(Exercise instructions) From the listing below, pull out all lines with "text" in them.

Records about charts and figures:
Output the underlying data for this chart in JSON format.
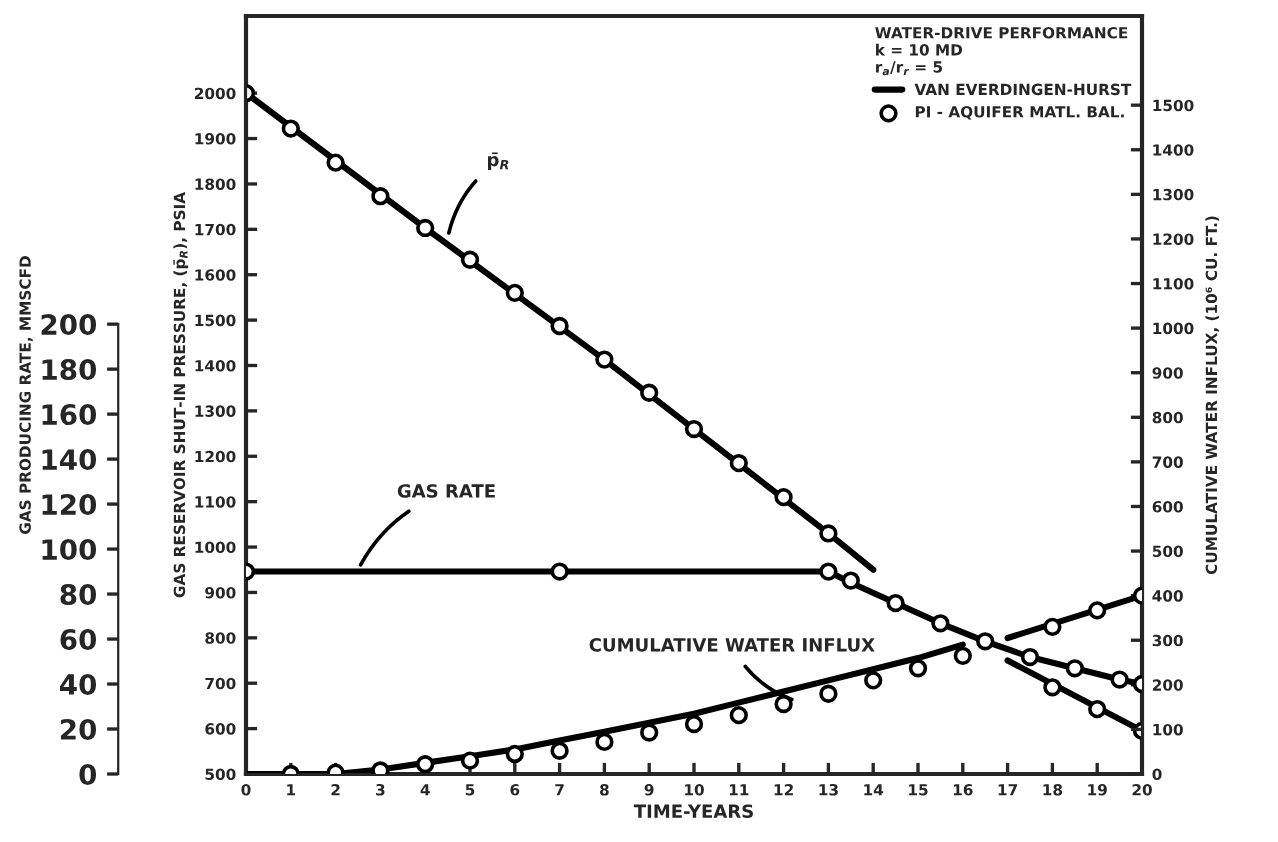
{
  "chart_data": {
    "type": "line",
    "xlabel": "TIME-YEARS",
    "ylabel": "GAS RESERVOIR SHUT-IN PRESSURE, (p̄$_{R}$), PSIA",
    "y2label": "CUMULATIVE WATER INFLUX, (10⁶ CU. FT.)",
    "y3label": "GAS PRODUCING RATE, MMSCFD",
    "legend_title": "WATER-DRIVE PERFORMANCE\nk = 10 MD\nr$_{a}$/r$_{r}$ = 5",
    "legend": "top right",
    "grid": false,
    "xlim": [
      0,
      20
    ],
    "xticks": [
      0,
      1,
      2,
      3,
      4,
      5,
      6,
      7,
      8,
      9,
      10,
      11,
      12,
      13,
      14,
      15,
      16,
      17,
      18,
      19,
      20
    ],
    "ylim": [
      500,
      2170
    ],
    "yticks": [
      500,
      600,
      700,
      800,
      900,
      1000,
      1100,
      1200,
      1300,
      1400,
      1500,
      1600,
      1700,
      1800,
      1900,
      2000
    ],
    "y2lim": [
      0,
      1700
    ],
    "y2ticks": [
      0,
      100,
      200,
      300,
      400,
      500,
      600,
      700,
      800,
      900,
      1000,
      1100,
      1200,
      1300,
      1400,
      1500
    ],
    "y3lim": [
      0,
      337
    ],
    "y3ticks": [
      0,
      20,
      40,
      60,
      80,
      100,
      120,
      140,
      160,
      180,
      200
    ],
    "annotations": [
      {
        "text": "p̄$_{R}$",
        "x": 4.5,
        "y": 1680
      },
      {
        "text": "GAS RATE",
        "x": 2.5,
        "y": 950
      },
      {
        "text": "CUMULATIVE WATER INFLUX",
        "x": 12.3,
        "y": 660
      }
    ],
    "series": [
      {
        "name": "VAN EVERDINGEN-HURST",
        "axis": "y",
        "marker": "none",
        "color": "#000000",
        "x": [
          0,
          4,
          8,
          13,
          14
        ],
        "values": [
          2000,
          1703,
          1413,
          1030,
          950
        ]
      },
      {
        "name": "PI - AQUIFER MATL. BAL.",
        "type": "scatter",
        "axis": "y",
        "marker": "circle",
        "color": "#000000",
        "x": [
          0,
          1,
          2,
          3,
          4,
          5,
          6,
          7,
          8,
          9,
          10,
          11,
          12,
          13
        ],
        "values": [
          2000,
          1922,
          1847,
          1773,
          1703,
          1633,
          1560,
          1487,
          1413,
          1340,
          1260,
          1185,
          1110,
          1030
        ]
      },
      {
        "axis": "y",
        "marker": "none",
        "color": "#000000",
        "x": [
          17,
          20
        ],
        "values": [
          750,
          595
        ]
      },
      {
        "type": "scatter",
        "axis": "y",
        "marker": "circle",
        "color": "#000000",
        "x": [
          18,
          19,
          20
        ],
        "values": [
          691,
          643,
          595
        ]
      },
      {
        "axis": "y3",
        "marker": "none",
        "color": "#000000",
        "x": [
          0,
          13,
          13.5,
          14.5,
          15.5,
          16.5,
          17.5,
          18.5,
          19.5,
          20
        ],
        "values": [
          90,
          90,
          85,
          76,
          67,
          59,
          52,
          47,
          42,
          40
        ]
      },
      {
        "type": "scatter",
        "axis": "y3",
        "marker": "circle",
        "color": "#000000",
        "x": [
          0,
          7,
          13,
          13.5,
          14.5,
          15.5,
          16.5,
          17.5,
          18.5,
          19.5,
          20
        ],
        "values": [
          90,
          90,
          90,
          86,
          76,
          67,
          59,
          52,
          47,
          42,
          40
        ]
      },
      {
        "axis": "y2",
        "marker": "none",
        "color": "#000000",
        "x": [
          0,
          2,
          3,
          4,
          5,
          6,
          7,
          8,
          9,
          10,
          11,
          12,
          13,
          14,
          15,
          16
        ],
        "values": [
          0,
          0,
          10,
          25,
          40,
          55,
          75,
          95,
          115,
          135,
          160,
          185,
          210,
          235,
          260,
          290
        ]
      },
      {
        "type": "scatter",
        "axis": "y2",
        "marker": "circle",
        "color": "#000000",
        "x": [
          1,
          2,
          3,
          4,
          5,
          6,
          7,
          8,
          9,
          10,
          11,
          12,
          13,
          14,
          15,
          16
        ],
        "values": [
          0,
          3,
          8,
          22,
          30,
          45,
          52,
          72,
          93,
          112,
          132,
          157,
          180,
          210,
          237,
          265
        ]
      },
      {
        "axis": "y2",
        "marker": "none",
        "color": "#000000",
        "x": [
          17,
          20
        ],
        "values": [
          305,
          400
        ]
      },
      {
        "type": "scatter",
        "axis": "y2",
        "marker": "circle",
        "color": "#000000",
        "x": [
          18,
          19,
          20
        ],
        "values": [
          330,
          367,
          400
        ]
      }
    ]
  }
}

(Solution to the exercise)
        "text": "p̄$_{R}$",
        "text": "GAS RATE",
        "text": "CUMULATIVE WATER INFLUX",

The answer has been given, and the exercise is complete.